> [YOUR OBJECTIVE] Copy out every line in the entries below that includes "climatology".

⁂

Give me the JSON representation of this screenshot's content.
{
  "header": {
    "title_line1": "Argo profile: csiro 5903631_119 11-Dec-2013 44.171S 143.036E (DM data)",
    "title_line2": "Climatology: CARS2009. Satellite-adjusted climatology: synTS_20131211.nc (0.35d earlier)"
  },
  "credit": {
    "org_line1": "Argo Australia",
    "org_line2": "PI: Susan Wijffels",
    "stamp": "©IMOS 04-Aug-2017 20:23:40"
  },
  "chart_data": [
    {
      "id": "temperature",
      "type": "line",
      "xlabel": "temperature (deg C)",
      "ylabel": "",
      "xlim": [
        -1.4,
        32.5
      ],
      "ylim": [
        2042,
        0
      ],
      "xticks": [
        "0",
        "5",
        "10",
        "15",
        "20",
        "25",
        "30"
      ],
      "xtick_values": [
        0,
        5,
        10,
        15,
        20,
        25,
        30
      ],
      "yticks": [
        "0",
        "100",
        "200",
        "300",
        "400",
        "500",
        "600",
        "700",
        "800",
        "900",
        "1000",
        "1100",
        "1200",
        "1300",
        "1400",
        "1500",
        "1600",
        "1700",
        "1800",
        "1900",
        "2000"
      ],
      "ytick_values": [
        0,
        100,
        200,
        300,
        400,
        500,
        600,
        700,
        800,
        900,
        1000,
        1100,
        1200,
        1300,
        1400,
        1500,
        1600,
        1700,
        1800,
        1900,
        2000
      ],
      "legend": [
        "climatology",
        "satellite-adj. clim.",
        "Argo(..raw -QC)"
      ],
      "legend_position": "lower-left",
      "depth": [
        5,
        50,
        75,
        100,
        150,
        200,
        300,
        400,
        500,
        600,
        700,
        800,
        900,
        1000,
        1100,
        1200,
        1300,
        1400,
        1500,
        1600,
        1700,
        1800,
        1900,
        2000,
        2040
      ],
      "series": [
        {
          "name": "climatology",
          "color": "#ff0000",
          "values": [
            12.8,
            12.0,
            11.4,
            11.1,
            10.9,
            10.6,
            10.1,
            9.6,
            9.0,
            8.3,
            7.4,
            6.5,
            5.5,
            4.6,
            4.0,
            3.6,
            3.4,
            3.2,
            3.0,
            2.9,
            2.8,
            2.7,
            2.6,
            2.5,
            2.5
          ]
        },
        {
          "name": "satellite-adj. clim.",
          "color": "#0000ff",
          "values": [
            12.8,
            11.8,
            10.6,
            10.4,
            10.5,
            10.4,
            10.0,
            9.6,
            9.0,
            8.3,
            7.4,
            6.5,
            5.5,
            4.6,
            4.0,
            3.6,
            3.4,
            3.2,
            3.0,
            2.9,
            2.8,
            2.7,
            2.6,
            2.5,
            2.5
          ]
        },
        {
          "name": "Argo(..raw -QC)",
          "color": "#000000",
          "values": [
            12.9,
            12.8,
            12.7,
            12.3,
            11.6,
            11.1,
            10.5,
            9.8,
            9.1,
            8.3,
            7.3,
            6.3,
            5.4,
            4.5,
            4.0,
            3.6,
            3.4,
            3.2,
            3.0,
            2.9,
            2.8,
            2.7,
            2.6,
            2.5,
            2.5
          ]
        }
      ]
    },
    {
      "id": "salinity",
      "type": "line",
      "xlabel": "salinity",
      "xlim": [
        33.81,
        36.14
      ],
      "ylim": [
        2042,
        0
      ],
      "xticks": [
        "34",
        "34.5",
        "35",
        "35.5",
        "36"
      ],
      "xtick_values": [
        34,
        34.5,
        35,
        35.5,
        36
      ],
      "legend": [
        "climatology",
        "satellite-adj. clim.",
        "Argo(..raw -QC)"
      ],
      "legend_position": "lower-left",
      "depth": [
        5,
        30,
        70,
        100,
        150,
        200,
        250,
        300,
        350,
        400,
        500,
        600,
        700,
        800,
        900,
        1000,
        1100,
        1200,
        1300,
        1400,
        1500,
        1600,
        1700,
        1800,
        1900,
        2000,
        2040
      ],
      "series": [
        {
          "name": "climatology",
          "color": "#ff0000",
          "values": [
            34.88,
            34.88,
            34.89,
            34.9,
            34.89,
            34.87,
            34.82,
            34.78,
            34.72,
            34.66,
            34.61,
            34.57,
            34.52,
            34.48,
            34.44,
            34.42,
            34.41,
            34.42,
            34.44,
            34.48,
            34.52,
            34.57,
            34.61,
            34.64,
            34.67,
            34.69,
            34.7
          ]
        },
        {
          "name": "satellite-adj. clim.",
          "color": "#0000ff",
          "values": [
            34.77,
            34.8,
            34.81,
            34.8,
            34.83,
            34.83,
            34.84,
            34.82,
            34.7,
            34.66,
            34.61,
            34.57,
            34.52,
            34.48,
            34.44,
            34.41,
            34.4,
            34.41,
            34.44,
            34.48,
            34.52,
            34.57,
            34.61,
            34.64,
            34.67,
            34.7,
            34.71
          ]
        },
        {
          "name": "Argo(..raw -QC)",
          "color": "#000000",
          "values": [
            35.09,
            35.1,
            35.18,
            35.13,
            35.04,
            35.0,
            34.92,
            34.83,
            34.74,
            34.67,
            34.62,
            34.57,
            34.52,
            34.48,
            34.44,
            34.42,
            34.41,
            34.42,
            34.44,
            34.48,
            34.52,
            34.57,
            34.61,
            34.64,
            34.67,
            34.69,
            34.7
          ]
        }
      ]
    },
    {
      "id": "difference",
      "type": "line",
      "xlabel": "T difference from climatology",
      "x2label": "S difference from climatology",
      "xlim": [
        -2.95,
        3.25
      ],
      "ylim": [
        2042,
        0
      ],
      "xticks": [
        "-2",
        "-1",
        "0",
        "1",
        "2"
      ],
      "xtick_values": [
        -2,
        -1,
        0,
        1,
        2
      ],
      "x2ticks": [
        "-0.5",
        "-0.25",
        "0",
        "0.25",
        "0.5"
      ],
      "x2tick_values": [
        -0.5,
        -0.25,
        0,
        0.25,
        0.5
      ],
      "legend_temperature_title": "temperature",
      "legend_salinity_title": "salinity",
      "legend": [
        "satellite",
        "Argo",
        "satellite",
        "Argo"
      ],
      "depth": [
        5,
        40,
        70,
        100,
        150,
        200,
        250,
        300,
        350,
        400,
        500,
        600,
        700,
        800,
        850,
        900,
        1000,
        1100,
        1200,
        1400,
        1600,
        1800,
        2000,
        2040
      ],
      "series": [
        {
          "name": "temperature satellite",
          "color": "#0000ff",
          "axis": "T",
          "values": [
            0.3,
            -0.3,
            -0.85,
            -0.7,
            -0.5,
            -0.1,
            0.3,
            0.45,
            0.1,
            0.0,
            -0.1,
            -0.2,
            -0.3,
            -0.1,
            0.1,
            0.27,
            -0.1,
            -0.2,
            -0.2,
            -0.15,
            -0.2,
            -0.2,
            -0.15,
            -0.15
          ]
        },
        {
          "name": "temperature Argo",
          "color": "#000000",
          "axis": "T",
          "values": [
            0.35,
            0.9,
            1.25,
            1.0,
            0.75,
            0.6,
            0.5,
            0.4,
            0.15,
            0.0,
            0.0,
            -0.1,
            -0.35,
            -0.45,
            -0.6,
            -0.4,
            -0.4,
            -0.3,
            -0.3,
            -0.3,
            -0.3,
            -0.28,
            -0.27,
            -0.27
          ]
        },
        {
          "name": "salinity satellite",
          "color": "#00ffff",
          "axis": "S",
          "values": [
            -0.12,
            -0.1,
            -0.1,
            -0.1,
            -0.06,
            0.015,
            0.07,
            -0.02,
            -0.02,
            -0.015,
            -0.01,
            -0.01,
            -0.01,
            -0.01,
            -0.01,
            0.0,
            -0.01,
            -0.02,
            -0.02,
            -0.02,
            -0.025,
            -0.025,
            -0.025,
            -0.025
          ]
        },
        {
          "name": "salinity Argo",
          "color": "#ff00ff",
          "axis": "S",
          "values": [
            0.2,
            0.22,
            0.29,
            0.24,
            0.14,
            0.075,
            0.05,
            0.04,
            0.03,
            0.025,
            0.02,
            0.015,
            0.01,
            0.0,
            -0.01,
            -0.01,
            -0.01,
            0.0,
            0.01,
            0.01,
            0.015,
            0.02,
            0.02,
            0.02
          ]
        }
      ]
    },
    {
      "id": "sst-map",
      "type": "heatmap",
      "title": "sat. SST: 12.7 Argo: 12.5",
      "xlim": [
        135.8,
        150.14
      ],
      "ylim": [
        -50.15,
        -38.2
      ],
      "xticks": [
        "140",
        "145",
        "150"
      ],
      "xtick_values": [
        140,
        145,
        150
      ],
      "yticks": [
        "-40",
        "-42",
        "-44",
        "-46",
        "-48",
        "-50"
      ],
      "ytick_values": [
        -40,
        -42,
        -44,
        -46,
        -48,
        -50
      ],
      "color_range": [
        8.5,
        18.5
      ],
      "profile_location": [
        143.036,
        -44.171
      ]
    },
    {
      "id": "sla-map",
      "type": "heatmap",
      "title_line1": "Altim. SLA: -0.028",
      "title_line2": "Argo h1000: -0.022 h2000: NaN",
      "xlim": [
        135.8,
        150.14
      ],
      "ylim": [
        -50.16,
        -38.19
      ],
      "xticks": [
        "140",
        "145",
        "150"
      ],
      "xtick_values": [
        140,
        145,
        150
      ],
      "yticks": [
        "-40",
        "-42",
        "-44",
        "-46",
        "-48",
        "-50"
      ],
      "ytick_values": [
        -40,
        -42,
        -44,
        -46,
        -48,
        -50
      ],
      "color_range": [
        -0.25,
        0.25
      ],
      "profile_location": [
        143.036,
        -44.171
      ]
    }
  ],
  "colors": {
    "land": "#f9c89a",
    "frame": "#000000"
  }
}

⁂

> [FULL SOLUTION]
    "title_line2": "Climatology: CARS2009. Satellite-adjusted climatology: synTS_20131211.nc (0.35d earlier)"
        "climatology",
          "name": "climatology",
        "climatology",
          "name": "climatology",
      "xlabel": "T difference from climatology",
      "x2label": "S difference from climatology",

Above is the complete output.